* _WHAT IS NEEDED_:
Write out each line of the material again, word for word.

Recorded data
** Begin **
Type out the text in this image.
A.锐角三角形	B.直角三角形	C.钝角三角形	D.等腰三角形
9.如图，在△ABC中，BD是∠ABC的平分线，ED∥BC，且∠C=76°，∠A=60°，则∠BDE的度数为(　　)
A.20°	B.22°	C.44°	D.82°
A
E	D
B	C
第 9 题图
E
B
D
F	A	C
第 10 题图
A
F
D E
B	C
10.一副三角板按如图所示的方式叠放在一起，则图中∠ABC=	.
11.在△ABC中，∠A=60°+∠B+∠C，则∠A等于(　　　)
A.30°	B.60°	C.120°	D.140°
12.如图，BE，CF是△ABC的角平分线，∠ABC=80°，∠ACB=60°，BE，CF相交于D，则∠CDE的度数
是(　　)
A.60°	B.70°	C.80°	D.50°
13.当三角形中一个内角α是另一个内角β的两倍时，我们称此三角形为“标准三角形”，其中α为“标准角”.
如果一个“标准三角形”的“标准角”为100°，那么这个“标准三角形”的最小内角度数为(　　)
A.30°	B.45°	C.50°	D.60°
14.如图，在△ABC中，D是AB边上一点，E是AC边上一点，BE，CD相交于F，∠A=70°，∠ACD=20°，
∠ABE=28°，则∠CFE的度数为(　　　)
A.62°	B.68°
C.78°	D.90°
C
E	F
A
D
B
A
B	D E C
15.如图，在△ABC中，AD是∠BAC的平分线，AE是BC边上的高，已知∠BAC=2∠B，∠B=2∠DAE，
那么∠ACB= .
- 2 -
** End **
* _WRITTEN REPLY_:
Type out the text in this image.
A.锐角三角形	B.直角三角形	C.钝角三角形	D.等腰三角形
9.如图，在△ABC中，BD是∠ABC的平分线，ED∥BC，且∠C=76°，∠A=60°，则∠BDE的度数为(　　)
A.20°	B.22°	C.44°	D.82°
A
E	D
B	C
第 9 题图
E
B
D
F	A	C
第 10 题图
A
F
D E
B	C
10.一副三角板按如图所示的方式叠放在一起，则图中∠ABC=	.
11.在△ABC中，∠A=60°+∠B+∠C，则∠A等于(　　　)
A.30°	B.60°	C.120°	D.140°
12.如图，BE，CF是△ABC的角平分线，∠ABC=80°，∠ACB=60°，BE，CF相交于D，则∠CDE的度数
是(　　)
A.60°	B.70°	C.80°	D.50°
13.当三角形中一个内角α是另一个内角β的两倍时，我们称此三角形为“标准三角形”，其中α为“标准角”.
如果一个“标准三角形”的“标准角”为100°，那么这个“标准三角形”的最小内角度数为(　　)
A.30°	B.45°	C.50°	D.60°
14.如图，在△ABC中，D是AB边上一点，E是AC边上一点，BE，CD相交于F，∠A=70°，∠ACD=20°，
∠ABE=28°，则∠CFE的度数为(　　　)
A.62°	B.68°
C.78°	D.90°
C
E	F
A
D
B
A
B	D E C
15.如图，在△ABC中，AD是∠BAC的平分线，AE是BC边上的高，已知∠BAC=2∠B，∠B=2∠DAE，
那么∠ACB= .
- 2 -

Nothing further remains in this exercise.